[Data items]
* * * * * * *

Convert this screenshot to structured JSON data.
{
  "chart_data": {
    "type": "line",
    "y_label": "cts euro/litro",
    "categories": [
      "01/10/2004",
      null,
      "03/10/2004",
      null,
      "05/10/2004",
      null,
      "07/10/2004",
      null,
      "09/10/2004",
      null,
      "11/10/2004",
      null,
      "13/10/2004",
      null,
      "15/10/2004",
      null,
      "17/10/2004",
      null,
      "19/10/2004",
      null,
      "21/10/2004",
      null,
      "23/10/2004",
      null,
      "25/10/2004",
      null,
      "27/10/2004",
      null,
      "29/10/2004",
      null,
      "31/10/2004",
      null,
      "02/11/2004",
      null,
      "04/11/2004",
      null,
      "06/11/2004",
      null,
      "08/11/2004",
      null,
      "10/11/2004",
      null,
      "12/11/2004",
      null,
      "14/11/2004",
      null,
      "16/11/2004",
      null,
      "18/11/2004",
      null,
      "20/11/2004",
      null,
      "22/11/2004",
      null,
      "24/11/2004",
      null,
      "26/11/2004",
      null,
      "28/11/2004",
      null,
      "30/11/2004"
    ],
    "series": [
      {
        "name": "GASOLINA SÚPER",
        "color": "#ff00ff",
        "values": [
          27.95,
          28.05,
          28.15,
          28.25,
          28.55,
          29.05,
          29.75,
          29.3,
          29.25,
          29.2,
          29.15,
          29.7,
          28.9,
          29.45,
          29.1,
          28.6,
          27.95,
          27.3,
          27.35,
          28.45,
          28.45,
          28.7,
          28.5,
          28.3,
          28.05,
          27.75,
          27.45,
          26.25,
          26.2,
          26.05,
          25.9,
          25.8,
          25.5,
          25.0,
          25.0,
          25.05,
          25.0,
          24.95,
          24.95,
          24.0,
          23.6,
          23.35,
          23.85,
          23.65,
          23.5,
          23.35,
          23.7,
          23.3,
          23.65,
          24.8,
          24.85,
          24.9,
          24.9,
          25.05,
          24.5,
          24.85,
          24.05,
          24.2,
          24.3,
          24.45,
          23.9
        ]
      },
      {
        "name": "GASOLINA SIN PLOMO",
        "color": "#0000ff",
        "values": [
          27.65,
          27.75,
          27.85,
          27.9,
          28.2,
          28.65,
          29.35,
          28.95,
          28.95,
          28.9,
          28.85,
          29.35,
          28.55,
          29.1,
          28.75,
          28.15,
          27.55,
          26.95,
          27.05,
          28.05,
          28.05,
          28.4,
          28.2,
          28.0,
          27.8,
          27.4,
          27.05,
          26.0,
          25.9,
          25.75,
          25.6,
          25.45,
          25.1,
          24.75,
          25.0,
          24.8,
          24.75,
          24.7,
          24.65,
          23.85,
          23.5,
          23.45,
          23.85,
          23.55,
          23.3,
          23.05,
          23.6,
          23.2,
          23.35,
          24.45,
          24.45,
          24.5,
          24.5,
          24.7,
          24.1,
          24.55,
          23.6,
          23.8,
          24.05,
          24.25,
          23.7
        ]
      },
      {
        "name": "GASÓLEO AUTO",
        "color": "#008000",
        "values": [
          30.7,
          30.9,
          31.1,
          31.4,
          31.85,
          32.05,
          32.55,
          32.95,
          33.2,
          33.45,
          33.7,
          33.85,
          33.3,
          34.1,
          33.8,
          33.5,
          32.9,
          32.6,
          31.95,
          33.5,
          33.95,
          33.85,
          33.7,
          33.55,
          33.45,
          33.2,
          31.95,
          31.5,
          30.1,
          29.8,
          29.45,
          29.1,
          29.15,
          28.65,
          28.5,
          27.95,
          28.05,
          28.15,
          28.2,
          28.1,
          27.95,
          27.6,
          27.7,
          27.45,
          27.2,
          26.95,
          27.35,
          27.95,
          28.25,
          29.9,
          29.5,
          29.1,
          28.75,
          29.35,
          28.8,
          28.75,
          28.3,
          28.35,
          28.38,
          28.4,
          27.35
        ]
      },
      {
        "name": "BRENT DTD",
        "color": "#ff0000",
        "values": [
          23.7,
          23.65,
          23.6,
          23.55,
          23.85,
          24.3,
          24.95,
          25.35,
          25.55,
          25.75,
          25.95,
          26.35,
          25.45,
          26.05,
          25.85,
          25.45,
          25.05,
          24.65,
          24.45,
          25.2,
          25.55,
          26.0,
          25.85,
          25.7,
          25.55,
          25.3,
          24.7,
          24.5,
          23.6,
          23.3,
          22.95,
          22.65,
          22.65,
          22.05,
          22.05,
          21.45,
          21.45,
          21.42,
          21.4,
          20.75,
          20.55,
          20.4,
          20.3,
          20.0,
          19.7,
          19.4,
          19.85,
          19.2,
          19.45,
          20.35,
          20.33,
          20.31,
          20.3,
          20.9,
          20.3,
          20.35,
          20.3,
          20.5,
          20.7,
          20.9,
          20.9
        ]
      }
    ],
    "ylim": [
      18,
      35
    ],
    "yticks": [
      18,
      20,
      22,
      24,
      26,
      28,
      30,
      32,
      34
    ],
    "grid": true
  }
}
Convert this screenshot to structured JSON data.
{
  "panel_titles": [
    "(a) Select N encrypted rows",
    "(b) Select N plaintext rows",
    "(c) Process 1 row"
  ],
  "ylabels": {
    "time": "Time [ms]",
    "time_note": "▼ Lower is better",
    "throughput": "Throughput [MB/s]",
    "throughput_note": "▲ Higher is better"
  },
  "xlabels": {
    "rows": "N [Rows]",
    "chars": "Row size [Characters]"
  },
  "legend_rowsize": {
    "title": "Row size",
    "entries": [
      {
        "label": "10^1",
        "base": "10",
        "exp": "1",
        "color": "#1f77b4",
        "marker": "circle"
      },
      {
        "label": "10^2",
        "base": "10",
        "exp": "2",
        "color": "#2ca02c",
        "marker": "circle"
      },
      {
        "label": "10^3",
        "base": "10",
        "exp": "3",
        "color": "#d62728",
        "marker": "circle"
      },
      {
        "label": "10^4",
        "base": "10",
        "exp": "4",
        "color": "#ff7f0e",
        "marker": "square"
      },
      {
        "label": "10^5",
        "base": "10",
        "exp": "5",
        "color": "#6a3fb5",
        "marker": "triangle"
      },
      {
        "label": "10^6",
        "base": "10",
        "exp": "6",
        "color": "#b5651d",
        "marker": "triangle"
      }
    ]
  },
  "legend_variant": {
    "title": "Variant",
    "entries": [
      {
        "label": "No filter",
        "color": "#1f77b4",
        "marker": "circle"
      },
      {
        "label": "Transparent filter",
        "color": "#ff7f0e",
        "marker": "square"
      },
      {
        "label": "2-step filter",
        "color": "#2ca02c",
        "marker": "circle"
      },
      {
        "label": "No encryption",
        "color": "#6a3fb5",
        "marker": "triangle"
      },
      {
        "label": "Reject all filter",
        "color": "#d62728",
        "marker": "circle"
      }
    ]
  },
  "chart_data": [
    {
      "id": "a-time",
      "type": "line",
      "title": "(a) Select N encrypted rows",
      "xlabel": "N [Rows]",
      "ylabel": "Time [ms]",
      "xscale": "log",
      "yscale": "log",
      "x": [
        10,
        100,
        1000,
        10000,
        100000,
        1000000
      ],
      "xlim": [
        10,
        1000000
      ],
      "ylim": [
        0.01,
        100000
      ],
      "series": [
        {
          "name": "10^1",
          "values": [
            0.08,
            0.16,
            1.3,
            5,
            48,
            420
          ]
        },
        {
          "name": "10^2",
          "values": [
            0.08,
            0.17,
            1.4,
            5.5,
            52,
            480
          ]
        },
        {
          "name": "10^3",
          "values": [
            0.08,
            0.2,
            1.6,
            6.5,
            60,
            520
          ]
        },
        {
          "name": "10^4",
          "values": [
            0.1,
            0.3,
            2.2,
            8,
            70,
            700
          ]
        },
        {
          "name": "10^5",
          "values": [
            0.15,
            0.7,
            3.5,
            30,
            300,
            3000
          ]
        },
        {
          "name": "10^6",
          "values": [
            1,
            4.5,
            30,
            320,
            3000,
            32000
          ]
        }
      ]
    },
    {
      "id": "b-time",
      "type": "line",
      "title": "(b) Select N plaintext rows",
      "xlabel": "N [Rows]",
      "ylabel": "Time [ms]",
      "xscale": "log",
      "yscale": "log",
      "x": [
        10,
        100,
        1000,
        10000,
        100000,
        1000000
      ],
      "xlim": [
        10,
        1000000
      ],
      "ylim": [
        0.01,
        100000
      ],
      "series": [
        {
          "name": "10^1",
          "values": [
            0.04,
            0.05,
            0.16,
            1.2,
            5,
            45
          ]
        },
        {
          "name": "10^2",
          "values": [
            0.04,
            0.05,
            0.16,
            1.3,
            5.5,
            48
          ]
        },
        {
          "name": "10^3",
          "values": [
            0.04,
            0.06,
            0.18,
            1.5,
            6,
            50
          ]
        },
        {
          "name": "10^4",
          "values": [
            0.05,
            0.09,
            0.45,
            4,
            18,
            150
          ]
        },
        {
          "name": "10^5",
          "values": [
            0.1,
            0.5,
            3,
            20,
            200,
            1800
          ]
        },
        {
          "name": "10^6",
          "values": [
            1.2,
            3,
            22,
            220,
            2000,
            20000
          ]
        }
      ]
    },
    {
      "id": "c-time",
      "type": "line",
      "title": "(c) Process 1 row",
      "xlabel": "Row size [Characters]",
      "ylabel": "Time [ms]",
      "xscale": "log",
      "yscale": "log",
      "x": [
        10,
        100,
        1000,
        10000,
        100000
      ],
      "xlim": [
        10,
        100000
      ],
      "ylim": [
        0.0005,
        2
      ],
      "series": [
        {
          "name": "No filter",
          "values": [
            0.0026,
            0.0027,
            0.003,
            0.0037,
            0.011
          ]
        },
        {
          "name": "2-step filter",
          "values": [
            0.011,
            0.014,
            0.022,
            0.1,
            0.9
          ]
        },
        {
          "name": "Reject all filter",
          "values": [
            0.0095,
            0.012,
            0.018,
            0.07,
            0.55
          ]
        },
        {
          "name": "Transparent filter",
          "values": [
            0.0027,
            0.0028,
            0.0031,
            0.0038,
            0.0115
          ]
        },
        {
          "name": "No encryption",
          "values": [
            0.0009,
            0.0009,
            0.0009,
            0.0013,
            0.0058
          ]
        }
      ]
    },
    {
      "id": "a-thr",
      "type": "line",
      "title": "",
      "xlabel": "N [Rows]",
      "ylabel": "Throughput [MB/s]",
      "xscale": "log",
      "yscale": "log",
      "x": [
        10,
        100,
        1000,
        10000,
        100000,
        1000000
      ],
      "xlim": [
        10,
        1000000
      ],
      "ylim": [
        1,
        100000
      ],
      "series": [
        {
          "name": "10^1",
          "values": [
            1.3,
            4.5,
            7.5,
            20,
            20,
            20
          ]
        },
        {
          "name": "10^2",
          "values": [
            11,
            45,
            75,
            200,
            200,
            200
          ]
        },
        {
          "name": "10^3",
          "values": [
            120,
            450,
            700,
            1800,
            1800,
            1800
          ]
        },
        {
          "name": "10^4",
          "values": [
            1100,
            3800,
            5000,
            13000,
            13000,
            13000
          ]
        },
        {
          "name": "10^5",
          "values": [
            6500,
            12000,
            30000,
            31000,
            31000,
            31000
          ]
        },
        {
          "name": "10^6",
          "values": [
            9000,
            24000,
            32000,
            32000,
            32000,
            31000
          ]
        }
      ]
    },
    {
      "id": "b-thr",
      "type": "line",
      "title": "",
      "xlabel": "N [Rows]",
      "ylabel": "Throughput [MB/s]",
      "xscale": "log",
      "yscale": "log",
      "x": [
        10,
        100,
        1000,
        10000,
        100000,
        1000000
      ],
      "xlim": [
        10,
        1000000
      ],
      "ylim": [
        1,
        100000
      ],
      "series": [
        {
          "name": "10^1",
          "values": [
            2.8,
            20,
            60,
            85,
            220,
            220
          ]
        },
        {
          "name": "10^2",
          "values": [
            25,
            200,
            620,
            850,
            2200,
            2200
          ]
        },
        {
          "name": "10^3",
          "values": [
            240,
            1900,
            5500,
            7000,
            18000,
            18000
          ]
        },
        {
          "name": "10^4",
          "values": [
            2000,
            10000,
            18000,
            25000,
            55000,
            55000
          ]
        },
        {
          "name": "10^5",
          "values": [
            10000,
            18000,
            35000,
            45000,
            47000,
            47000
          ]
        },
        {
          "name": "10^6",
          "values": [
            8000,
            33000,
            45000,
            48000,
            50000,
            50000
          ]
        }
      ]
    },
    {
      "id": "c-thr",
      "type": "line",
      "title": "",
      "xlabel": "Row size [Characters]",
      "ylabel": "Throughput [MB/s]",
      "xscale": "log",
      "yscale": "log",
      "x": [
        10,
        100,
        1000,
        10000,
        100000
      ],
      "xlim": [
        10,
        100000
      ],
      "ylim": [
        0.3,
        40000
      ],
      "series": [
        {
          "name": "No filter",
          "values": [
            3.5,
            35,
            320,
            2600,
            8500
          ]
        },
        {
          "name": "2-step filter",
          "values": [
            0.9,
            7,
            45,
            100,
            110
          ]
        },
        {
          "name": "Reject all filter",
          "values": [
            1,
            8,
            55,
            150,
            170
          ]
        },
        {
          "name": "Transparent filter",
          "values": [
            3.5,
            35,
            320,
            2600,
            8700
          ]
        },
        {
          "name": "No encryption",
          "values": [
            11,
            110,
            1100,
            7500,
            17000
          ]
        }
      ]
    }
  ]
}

* * * * * * *

JOB. Show the lines of the data that hold the word "encrypted".

THE RESPONSE.
    "(a) Select N encrypted rows",
      "title": "(a) Select N encrypted rows",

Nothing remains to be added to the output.